START Provided records
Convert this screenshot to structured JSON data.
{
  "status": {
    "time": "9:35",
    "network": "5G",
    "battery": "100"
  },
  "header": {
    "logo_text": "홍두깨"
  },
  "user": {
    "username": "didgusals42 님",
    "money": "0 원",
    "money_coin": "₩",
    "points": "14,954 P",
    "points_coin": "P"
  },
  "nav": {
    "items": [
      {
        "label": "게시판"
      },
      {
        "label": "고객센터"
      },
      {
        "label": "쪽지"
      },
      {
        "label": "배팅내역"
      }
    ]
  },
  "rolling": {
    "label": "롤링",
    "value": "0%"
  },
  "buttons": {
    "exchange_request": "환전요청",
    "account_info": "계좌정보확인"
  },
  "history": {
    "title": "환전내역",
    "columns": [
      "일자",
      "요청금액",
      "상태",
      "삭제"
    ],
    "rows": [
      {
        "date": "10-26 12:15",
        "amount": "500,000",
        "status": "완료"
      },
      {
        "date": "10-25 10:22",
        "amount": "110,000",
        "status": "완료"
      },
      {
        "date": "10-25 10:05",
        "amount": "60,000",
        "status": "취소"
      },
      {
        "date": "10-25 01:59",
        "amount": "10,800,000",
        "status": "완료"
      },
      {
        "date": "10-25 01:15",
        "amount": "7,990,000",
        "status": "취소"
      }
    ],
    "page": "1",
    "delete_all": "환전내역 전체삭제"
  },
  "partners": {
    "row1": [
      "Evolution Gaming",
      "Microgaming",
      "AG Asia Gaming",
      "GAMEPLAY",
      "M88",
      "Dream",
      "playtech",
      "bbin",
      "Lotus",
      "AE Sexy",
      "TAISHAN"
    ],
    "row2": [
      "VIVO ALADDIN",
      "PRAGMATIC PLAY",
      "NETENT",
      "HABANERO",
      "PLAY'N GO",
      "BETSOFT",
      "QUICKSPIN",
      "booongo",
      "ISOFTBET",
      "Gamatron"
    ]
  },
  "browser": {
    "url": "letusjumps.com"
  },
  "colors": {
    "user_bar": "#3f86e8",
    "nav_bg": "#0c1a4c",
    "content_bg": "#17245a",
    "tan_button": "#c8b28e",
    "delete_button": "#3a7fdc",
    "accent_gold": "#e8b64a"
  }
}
END Provided records
Transcribe the data. Leave every line exactly as it is.

### [Correct output]
Convert this screenshot to structured JSON data.
{
  "status": {
    "time": "9:35",
    "network": "5G",
    "battery": "100"
  },
  "header": {
    "logo_text": "홍두깨"
  },
  "user": {
    "username": "didgusals42 님",
    "money": "0 원",
    "money_coin": "₩",
    "points": "14,954 P",
    "points_coin": "P"
  },
  "nav": {
    "items": [
      {
        "label": "게시판"
      },
      {
        "label": "고객센터"
      },
      {
        "label": "쪽지"
      },
      {
        "label": "배팅내역"
      }
    ]
  },
  "rolling": {
    "label": "롤링",
    "value": "0%"
  },
  "buttons": {
    "exchange_request": "환전요청",
    "account_info": "계좌정보확인"
  },
  "history": {
    "title": "환전내역",
    "columns": [
      "일자",
      "요청금액",
      "상태",
      "삭제"
    ],
    "rows": [
      {
        "date": "10-26 12:15",
        "amount": "500,000",
        "status": "완료"
      },
      {
        "date": "10-25 10:22",
        "amount": "110,000",
        "status": "완료"
      },
      {
        "date": "10-25 10:05",
        "amount": "60,000",
        "status": "취소"
      },
      {
        "date": "10-25 01:59",
        "amount": "10,800,000",
        "status": "완료"
      },
      {
        "date": "10-25 01:15",
        "amount": "7,990,000",
        "status": "취소"
      }
    ],
    "page": "1",
    "delete_all": "환전내역 전체삭제"
  },
  "partners": {
    "row1": [
      "Evolution Gaming",
      "Microgaming",
      "AG Asia Gaming",
      "GAMEPLAY",
      "M88",
      "Dream",
      "playtech",
      "bbin",
      "Lotus",
      "AE Sexy",
      "TAISHAN"
    ],
    "row2": [
      "VIVO ALADDIN",
      "PRAGMATIC PLAY",
      "NETENT",
      "HABANERO",
      "PLAY'N GO",
      "BETSOFT",
      "QUICKSPIN",
      "booongo",
      "ISOFTBET",
      "Gamatron"
    ]
  },
  "browser": {
    "url": "letusjumps.com"
  },
  "colors": {
    "user_bar": "#3f86e8",
    "nav_bg": "#0c1a4c",
    "content_bg": "#17245a",
    "tan_button": "#c8b28e",
    "delete_button": "#3a7fdc",
    "accent_gold": "#e8b64a"
  }
}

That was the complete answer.